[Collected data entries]
※
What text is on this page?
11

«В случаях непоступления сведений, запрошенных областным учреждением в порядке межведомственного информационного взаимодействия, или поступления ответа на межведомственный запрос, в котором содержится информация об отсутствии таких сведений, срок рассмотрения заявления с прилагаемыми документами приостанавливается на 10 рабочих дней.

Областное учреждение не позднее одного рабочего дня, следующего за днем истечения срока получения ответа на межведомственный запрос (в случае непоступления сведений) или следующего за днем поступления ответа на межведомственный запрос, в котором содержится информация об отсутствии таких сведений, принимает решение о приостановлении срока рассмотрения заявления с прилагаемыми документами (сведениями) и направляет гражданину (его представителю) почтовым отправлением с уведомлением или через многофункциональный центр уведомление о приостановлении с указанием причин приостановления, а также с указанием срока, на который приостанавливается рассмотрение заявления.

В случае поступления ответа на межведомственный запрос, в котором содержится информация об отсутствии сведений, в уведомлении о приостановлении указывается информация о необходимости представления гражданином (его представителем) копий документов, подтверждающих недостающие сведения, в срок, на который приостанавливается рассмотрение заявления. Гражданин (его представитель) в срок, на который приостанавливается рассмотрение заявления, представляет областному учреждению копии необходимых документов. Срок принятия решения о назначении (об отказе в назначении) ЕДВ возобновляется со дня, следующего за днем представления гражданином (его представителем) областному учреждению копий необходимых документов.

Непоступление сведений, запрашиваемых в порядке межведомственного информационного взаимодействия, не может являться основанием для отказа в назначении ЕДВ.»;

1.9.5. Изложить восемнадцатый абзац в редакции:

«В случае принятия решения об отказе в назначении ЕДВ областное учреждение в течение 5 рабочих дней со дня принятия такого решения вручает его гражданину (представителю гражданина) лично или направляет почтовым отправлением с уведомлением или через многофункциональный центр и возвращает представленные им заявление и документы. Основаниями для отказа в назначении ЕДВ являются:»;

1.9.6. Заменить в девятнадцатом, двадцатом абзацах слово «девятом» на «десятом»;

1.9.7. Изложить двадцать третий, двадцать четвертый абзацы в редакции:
※
DIRECTIVE: Using the data above, print every record exactly as shown.

SOLUTION TO THIS PROBLEM:
What text is on this page?
11

«В случаях непоступления сведений, запрошенных областным учреждением в порядке межведомственного информационного взаимодействия, или поступления ответа на межведомственный запрос, в котором содержится информация об отсутствии таких сведений, срок рассмотрения заявления с прилагаемыми документами приостанавливается на 10 рабочих дней.

Областное учреждение не позднее одного рабочего дня, следующего за днем истечения срока получения ответа на межведомственный запрос (в случае непоступления сведений) или следующего за днем поступления ответа на межведомственный запрос, в котором содержится информация об отсутствии таких сведений, принимает решение о приостановлении срока рассмотрения заявления с прилагаемыми документами (сведениями) и направляет гражданину (его представителю) почтовым отправлением с уведомлением или через многофункциональный центр уведомление о приостановлении с указанием причин приостановления, а также с указанием срока, на который приостанавливается рассмотрение заявления.

В случае поступления ответа на межведомственный запрос, в котором содержится информация об отсутствии сведений, в уведомлении о приостановлении указывается информация о необходимости представления гражданином (его представителем) копий документов, подтверждающих недостающие сведения, в срок, на который приостанавливается рассмотрение заявления. Гражданин (его представитель) в срок, на который приостанавливается рассмотрение заявления, представляет областному учреждению копии необходимых документов. Срок принятия решения о назначении (об отказе в назначении) ЕДВ возобновляется со дня, следующего за днем представления гражданином (его представителем) областному учреждению копий необходимых документов.

Непоступление сведений, запрашиваемых в порядке межведомственного информационного взаимодействия, не может являться основанием для отказа в назначении ЕДВ.»;

1.9.5. Изложить восемнадцатый абзац в редакции:

«В случае принятия решения об отказе в назначении ЕДВ областное учреждение в течение 5 рабочих дней со дня принятия такого решения вручает его гражданину (представителю гражданина) лично или направляет почтовым отправлением с уведомлением или через многофункциональный центр и возвращает представленные им заявление и документы. Основаниями для отказа в назначении ЕДВ являются:»;

1.9.6. Заменить в девятнадцатом, двадцатом абзацах слово «девятом» на «десятом»;

1.9.7. Изложить двадцать третий, двадцать четвертый абзацы в редакции:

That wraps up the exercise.